> Task statement:
Copy every line of the items below without any changes, but leave out the pictures.

[Start of Information shown]

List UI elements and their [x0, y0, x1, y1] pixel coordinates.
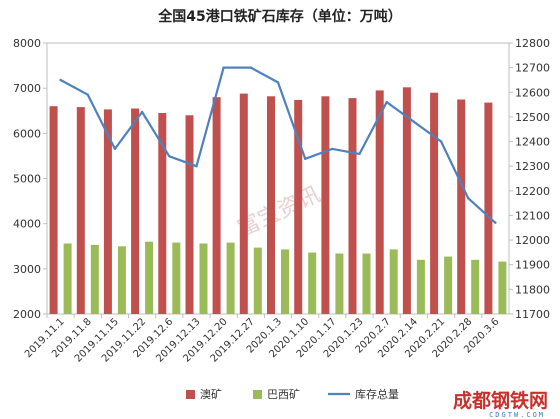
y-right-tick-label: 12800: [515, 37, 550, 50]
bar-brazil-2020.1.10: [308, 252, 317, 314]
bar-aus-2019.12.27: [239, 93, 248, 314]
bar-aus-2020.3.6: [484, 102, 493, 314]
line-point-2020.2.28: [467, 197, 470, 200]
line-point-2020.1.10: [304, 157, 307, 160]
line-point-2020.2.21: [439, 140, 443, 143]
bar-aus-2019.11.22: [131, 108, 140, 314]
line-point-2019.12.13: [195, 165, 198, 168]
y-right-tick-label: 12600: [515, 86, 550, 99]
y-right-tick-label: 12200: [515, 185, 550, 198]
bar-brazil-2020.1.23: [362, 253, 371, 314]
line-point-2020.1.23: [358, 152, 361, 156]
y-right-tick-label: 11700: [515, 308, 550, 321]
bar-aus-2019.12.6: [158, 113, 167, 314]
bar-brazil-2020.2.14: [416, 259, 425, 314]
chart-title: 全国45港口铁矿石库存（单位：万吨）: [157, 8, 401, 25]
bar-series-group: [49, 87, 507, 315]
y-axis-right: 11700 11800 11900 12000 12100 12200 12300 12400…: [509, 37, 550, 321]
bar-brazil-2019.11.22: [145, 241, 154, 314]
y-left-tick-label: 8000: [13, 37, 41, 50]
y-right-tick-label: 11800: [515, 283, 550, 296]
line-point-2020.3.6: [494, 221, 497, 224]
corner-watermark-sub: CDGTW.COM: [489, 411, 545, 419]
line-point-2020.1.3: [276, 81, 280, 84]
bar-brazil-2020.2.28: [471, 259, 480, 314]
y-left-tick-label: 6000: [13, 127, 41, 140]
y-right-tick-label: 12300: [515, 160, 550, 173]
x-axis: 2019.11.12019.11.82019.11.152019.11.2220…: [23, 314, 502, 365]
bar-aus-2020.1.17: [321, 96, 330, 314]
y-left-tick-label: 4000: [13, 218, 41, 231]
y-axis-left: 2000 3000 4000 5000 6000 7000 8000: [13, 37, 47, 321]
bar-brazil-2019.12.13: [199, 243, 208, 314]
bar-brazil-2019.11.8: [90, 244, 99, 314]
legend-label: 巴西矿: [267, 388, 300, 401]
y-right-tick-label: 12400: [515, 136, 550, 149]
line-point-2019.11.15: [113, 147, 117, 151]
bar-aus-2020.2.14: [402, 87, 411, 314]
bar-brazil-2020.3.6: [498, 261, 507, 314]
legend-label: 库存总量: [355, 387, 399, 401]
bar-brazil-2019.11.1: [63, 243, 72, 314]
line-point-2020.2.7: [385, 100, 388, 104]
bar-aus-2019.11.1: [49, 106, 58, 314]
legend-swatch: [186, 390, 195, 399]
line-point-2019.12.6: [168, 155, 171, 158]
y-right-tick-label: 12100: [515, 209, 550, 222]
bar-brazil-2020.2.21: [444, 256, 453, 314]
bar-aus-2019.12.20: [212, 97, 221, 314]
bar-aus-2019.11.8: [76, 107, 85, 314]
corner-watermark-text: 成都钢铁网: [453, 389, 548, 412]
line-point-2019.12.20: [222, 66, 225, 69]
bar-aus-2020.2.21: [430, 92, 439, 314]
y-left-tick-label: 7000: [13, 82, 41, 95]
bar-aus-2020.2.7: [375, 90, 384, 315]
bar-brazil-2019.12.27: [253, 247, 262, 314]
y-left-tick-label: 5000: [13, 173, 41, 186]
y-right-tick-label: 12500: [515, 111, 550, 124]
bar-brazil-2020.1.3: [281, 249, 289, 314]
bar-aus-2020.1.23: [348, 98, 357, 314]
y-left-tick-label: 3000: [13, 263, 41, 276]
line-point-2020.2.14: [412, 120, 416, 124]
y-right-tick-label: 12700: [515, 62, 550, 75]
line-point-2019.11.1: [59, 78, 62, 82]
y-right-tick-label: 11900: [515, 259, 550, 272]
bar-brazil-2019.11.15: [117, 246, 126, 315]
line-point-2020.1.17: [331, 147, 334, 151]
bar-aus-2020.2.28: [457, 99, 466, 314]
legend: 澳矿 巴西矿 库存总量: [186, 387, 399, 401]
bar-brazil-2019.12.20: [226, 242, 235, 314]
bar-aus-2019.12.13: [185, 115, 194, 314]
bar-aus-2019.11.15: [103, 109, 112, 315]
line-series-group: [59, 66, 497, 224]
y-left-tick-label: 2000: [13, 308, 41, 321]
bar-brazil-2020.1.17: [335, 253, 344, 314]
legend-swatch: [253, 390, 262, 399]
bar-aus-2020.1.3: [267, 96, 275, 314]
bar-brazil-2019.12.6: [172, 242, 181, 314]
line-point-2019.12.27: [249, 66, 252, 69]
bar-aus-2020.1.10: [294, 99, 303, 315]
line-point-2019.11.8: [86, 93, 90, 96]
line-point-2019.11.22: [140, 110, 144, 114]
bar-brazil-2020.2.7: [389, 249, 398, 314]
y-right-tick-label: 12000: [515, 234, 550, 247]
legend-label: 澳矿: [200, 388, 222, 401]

[End of Information shown]

> The answer:
List UI elements and their [x0, y0, x1, y1] pixel coordinates.
y-right-tick-label: 12800: [515, 37, 550, 50]
bar-brazil-2020.1.10: [308, 252, 317, 314]
bar-aus-2019.12.27: [239, 93, 248, 314]
bar-aus-2020.3.6: [484, 102, 493, 314]
line-point-2020.2.28: [467, 197, 470, 200]
line-point-2020.1.10: [304, 157, 307, 160]
line-point-2020.2.21: [439, 140, 443, 143]
bar-aus-2019.11.22: [131, 108, 140, 314]
line-point-2019.12.13: [195, 165, 198, 168]
y-right-tick-label: 12600: [515, 86, 550, 99]
y-right-tick-label: 12200: [515, 185, 550, 198]
bar-brazil-2020.1.23: [362, 253, 371, 314]
line-point-2020.1.23: [358, 152, 361, 156]
y-right-tick-label: 11700: [515, 308, 550, 321]
bar-aus-2019.12.6: [158, 113, 167, 314]
bar-brazil-2020.2.14: [416, 259, 425, 314]
chart-title: 全国45港口铁矿石库存（单位：万吨）: [157, 8, 401, 25]
bar-series-group: [49, 87, 507, 315]
y-axis-right: 11700 11800 11900 12000 12100 12200 12300 12400…: [509, 37, 550, 321]
bar-brazil-2019.11.22: [145, 241, 154, 314]
y-left-tick-label: 8000: [13, 37, 41, 50]
y-right-tick-label: 11800: [515, 283, 550, 296]
line-point-2020.3.6: [494, 221, 497, 224]
corner-watermark-sub: CDGTW.COM: [489, 411, 545, 419]
line-point-2020.1.3: [276, 81, 280, 84]
bar-brazil-2020.2.28: [471, 259, 480, 314]
y-left-tick-label: 6000: [13, 127, 41, 140]
y-right-tick-label: 12300: [515, 160, 550, 173]
x-axis: 2019.11.12019.11.82019.11.152019.11.2220…: [23, 314, 502, 365]
bar-aus-2020.1.17: [321, 96, 330, 314]
y-left-tick-label: 4000: [13, 218, 41, 231]
y-axis-left: 2000 3000 4000 5000 6000 7000 8000: [13, 37, 47, 321]
bar-brazil-2019.12.13: [199, 243, 208, 314]
bar-brazil-2019.11.8: [90, 244, 99, 314]
legend-label: 巴西矿: [267, 388, 300, 401]
y-right-tick-label: 12400: [515, 136, 550, 149]
line-point-2019.11.15: [113, 147, 117, 151]
bar-aus-2020.2.14: [402, 87, 411, 314]
bar-brazil-2020.3.6: [498, 261, 507, 314]
legend-label: 库存总量: [355, 387, 399, 401]
bar-brazil-2019.11.1: [63, 243, 72, 314]
line-point-2020.2.7: [385, 100, 388, 104]
bar-aus-2019.11.1: [49, 106, 58, 314]
legend-swatch: [186, 390, 195, 399]
line-point-2019.12.6: [168, 155, 171, 158]
y-right-tick-label: 12100: [515, 209, 550, 222]
bar-brazil-2020.2.21: [444, 256, 453, 314]
bar-aus-2019.12.20: [212, 97, 221, 314]
bar-aus-2019.11.8: [76, 107, 85, 314]
corner-watermark-text: 成都钢铁网: [453, 389, 548, 412]
line-point-2019.12.20: [222, 66, 225, 69]
bar-aus-2020.2.21: [430, 92, 439, 314]
y-left-tick-label: 7000: [13, 82, 41, 95]
bar-aus-2020.2.7: [375, 90, 384, 315]
bar-brazil-2019.12.27: [253, 247, 262, 314]
y-left-tick-label: 5000: [13, 173, 41, 186]
y-right-tick-label: 12500: [515, 111, 550, 124]
bar-brazil-2020.1.3: [281, 249, 289, 314]
bar-aus-2020.1.23: [348, 98, 357, 314]
y-left-tick-label: 3000: [13, 263, 41, 276]
line-point-2020.2.14: [412, 120, 416, 124]
y-right-tick-label: 12700: [515, 62, 550, 75]
line-point-2019.11.1: [59, 78, 62, 82]
y-right-tick-label: 11900: [515, 259, 550, 272]
bar-brazil-2019.11.15: [117, 246, 126, 315]
line-point-2020.1.17: [331, 147, 334, 151]
bar-aus-2020.2.28: [457, 99, 466, 314]
legend: 澳矿 巴西矿 库存总量: [186, 387, 399, 401]
bar-brazil-2019.12.20: [226, 242, 235, 314]
bar-aus-2019.12.13: [185, 115, 194, 314]
bar-aus-2019.11.15: [103, 109, 112, 315]
line-series-group: [59, 66, 497, 224]
y-left-tick-label: 2000: [13, 308, 41, 321]
bar-brazil-2020.1.17: [335, 253, 344, 314]
legend-swatch: [253, 390, 262, 399]
bar-aus-2020.1.3: [267, 96, 275, 314]
bar-brazil-2019.12.6: [172, 242, 181, 314]
line-point-2019.12.27: [249, 66, 252, 69]
bar-aus-2020.1.10: [294, 99, 303, 315]
line-point-2019.11.8: [86, 93, 90, 96]
line-point-2019.11.22: [140, 110, 144, 114]
bar-brazil-2020.2.7: [389, 249, 398, 314]
y-right-tick-label: 12000: [515, 234, 550, 247]
legend-label: 澳矿: [200, 388, 222, 401]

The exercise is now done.